*Work to do*. Find the string "nacimiento" in the entries and copy each line that has it.

======== Information shown ========

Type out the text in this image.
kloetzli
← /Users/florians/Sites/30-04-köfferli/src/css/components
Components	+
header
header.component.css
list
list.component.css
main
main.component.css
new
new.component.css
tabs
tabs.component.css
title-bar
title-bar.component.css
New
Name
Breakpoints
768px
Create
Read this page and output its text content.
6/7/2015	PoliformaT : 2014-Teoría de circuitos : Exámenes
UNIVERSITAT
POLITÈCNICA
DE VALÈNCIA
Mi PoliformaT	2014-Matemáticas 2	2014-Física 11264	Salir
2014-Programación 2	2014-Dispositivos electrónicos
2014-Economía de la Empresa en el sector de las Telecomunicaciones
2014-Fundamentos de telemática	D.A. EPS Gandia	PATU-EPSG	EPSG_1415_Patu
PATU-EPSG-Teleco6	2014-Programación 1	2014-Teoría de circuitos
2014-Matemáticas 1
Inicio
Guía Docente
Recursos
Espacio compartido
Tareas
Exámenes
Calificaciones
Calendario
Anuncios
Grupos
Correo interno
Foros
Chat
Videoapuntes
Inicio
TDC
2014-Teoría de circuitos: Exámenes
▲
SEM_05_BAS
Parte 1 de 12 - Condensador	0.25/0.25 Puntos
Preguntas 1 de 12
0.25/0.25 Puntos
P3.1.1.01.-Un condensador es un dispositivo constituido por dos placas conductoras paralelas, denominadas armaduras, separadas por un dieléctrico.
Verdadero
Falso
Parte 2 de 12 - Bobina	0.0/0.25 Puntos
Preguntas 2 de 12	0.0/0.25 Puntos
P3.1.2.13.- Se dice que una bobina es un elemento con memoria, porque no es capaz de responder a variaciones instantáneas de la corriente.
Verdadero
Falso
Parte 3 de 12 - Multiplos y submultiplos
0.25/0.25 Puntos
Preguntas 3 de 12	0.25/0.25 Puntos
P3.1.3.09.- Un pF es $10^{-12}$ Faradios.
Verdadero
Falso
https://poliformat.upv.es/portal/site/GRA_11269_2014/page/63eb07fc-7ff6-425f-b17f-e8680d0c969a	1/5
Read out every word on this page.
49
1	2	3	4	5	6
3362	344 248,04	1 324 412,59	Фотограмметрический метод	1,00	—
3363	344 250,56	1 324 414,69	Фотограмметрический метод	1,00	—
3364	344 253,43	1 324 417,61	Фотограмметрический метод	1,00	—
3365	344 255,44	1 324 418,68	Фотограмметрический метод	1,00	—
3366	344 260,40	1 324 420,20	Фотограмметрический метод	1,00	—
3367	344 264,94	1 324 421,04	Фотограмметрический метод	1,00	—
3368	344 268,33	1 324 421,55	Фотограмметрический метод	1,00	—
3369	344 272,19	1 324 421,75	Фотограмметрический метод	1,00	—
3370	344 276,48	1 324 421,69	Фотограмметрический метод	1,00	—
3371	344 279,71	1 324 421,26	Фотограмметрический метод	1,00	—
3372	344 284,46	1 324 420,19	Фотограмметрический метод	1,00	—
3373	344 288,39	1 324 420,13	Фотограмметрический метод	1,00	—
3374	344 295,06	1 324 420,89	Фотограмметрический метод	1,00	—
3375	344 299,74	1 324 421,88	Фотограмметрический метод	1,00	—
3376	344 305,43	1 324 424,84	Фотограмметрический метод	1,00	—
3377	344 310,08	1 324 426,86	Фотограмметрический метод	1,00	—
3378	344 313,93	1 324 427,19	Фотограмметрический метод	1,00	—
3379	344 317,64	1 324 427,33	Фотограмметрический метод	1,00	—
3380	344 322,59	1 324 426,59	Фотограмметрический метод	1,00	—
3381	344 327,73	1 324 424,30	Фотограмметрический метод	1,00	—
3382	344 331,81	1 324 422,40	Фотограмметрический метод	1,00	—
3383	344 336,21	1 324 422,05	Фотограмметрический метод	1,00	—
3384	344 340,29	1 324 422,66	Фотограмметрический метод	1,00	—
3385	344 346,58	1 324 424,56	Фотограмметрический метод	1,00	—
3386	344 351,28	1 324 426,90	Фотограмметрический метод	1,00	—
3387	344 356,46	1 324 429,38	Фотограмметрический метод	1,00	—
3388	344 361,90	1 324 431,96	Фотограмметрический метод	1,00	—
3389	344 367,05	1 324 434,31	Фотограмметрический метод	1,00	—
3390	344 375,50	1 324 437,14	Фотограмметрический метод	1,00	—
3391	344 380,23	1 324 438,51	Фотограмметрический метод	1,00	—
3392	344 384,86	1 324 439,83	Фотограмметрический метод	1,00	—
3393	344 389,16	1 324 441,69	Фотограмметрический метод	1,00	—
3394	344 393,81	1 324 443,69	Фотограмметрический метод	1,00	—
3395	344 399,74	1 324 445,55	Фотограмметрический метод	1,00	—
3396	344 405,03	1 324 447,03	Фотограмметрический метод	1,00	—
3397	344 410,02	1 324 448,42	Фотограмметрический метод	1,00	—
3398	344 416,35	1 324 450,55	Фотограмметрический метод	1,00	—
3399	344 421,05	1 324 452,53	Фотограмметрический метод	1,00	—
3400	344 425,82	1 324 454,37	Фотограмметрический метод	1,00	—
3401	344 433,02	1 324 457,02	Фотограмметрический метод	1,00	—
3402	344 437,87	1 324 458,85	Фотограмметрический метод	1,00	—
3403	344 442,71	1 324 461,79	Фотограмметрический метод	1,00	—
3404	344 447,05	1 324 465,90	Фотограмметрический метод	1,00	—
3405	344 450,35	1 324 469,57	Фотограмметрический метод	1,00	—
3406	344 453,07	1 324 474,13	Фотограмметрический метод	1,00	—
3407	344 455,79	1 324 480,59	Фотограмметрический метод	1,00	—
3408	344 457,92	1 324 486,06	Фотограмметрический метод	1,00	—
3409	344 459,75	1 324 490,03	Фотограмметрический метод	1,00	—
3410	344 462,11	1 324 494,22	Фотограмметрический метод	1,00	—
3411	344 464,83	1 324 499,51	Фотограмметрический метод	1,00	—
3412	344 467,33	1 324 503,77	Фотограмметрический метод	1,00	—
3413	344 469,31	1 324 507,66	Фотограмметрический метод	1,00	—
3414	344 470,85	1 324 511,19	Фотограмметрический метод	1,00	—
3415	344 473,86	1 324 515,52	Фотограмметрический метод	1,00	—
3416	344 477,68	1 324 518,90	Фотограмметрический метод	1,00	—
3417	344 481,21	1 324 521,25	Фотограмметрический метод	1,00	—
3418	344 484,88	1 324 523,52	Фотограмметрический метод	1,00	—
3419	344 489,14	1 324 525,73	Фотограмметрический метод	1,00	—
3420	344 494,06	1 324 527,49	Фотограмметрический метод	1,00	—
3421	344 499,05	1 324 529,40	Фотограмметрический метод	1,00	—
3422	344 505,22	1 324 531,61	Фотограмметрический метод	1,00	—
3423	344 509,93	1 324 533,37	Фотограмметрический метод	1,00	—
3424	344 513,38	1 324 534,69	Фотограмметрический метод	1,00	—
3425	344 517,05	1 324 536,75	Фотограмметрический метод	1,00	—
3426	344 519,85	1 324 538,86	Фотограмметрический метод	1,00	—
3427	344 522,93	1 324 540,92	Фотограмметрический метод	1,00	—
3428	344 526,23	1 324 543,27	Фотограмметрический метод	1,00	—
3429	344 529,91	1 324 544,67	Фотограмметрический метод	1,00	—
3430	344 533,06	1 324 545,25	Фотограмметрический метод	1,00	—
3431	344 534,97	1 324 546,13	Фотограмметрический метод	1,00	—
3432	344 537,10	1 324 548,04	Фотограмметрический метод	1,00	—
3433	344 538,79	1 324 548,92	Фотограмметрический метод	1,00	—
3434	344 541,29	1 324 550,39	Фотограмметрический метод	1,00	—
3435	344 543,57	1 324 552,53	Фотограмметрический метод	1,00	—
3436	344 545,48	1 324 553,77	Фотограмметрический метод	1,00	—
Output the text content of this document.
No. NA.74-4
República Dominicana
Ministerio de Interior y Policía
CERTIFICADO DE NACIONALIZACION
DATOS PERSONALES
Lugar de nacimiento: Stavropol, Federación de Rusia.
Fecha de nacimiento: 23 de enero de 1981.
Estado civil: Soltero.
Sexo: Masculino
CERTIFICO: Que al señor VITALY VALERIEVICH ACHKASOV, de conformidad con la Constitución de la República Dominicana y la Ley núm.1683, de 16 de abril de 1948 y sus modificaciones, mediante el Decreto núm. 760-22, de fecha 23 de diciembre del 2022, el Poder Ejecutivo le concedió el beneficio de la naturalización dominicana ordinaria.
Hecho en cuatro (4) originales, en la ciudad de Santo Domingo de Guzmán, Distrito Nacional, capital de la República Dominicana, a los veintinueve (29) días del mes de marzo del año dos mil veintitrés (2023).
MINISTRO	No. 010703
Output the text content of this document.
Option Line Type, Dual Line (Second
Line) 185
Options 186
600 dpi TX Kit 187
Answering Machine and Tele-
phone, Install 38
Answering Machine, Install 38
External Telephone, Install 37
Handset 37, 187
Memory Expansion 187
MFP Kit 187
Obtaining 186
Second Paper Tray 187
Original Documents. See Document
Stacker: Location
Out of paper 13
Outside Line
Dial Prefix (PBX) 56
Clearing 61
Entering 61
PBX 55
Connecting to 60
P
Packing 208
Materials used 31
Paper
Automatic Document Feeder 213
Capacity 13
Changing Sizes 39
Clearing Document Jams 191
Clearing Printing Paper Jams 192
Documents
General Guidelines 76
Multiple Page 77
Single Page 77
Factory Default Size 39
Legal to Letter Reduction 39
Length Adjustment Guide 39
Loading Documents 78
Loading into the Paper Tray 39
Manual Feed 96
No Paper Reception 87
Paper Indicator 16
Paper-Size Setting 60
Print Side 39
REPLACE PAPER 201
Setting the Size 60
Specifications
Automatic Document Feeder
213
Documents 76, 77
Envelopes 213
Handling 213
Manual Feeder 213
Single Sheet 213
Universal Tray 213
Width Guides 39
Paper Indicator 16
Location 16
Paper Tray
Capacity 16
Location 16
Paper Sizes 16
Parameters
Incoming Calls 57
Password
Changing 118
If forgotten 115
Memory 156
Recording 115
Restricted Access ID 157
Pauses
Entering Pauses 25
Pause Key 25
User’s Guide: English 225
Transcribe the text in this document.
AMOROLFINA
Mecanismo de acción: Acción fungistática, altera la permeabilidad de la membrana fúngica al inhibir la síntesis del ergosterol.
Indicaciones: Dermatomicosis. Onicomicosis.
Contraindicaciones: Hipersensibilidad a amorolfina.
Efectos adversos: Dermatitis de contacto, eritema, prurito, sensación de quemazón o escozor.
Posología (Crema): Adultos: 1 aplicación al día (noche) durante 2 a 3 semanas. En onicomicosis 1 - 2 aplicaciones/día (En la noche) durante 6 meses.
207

========

*Final answer*.
Lugar de nacimiento: Stavropol, Federación de Rusia.
Fecha de nacimiento: 23 de enero de 1981.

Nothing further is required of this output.